** SET PROBLEM **
Copy out each line that includes the word "text".

** DATA LISTING **
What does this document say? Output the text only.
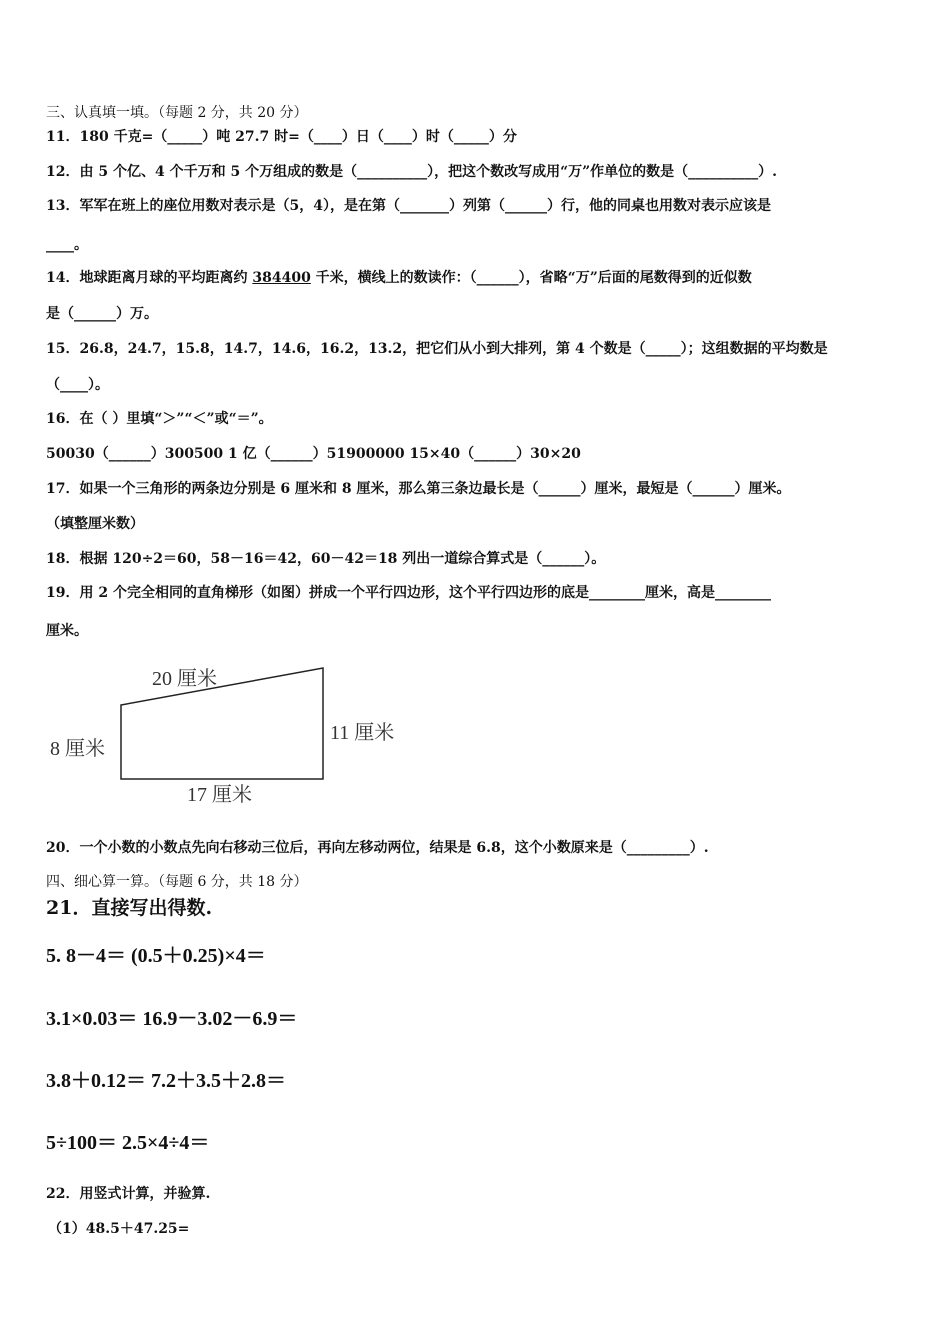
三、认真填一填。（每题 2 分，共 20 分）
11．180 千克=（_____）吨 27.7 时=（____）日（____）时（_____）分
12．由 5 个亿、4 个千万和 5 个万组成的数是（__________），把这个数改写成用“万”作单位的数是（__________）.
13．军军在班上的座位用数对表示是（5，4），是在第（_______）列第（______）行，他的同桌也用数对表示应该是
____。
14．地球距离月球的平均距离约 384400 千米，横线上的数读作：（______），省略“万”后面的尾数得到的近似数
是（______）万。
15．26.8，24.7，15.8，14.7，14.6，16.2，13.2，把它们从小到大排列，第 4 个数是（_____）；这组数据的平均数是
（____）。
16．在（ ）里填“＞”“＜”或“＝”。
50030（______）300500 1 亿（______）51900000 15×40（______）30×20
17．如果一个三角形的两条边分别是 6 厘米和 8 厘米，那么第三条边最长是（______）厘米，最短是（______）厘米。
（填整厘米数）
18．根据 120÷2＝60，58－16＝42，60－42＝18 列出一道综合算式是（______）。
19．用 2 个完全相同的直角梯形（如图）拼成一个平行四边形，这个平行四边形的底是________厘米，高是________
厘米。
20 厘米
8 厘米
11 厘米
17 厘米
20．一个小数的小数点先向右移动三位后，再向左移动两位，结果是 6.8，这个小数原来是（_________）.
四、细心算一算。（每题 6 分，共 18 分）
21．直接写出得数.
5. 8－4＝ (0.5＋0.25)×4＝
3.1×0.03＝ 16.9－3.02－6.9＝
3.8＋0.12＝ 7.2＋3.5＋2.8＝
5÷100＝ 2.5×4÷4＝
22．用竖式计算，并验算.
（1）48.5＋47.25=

...

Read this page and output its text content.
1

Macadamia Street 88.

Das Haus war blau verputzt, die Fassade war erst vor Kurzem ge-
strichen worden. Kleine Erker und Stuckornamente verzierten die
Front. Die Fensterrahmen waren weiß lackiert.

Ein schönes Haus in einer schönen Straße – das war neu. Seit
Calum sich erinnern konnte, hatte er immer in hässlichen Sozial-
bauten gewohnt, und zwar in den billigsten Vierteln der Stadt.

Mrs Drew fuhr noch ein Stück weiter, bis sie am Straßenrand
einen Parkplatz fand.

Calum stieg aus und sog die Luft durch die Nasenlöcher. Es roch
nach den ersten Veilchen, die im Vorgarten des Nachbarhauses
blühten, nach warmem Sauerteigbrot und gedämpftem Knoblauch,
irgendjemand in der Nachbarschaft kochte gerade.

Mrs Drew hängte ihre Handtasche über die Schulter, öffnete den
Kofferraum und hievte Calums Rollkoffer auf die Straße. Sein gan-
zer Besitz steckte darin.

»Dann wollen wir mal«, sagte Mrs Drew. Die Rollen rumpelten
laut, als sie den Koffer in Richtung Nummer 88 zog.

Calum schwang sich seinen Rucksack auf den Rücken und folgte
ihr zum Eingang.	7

** THE RESPONSE **
What does this document say? Output the text only.
Read this page and output its text content.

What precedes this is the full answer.